Your task
Determine the number of lines containing the word "paragraphs", and state that figure alone.

Information provided
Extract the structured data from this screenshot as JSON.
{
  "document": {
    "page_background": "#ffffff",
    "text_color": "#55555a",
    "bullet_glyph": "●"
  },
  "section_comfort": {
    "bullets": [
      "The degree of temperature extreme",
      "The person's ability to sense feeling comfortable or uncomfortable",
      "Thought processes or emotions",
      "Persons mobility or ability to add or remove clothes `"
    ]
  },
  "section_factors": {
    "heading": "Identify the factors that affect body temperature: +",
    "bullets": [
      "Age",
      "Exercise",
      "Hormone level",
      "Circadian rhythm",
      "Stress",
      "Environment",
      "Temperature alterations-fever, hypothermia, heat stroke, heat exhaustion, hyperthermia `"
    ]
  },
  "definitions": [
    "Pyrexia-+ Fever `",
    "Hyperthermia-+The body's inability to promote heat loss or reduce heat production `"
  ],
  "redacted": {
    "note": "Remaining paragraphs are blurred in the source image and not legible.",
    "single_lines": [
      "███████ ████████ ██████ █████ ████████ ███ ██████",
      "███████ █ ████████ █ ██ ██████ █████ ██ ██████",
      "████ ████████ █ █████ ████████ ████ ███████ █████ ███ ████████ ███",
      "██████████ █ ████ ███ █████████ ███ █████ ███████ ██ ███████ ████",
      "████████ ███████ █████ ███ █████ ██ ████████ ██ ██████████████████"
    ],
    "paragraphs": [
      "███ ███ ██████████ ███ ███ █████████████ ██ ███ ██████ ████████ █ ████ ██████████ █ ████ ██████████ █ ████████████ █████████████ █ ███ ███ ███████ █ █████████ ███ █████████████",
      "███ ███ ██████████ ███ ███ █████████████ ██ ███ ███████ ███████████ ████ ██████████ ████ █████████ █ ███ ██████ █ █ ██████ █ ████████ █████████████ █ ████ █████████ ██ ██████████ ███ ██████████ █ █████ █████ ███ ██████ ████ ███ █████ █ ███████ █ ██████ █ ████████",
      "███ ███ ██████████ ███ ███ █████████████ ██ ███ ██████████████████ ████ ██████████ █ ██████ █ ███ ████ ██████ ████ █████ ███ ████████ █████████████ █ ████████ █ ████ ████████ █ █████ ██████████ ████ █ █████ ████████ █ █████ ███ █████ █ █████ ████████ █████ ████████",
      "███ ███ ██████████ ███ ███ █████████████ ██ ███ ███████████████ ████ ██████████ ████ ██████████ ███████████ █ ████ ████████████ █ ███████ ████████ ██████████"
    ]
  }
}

Written solution
2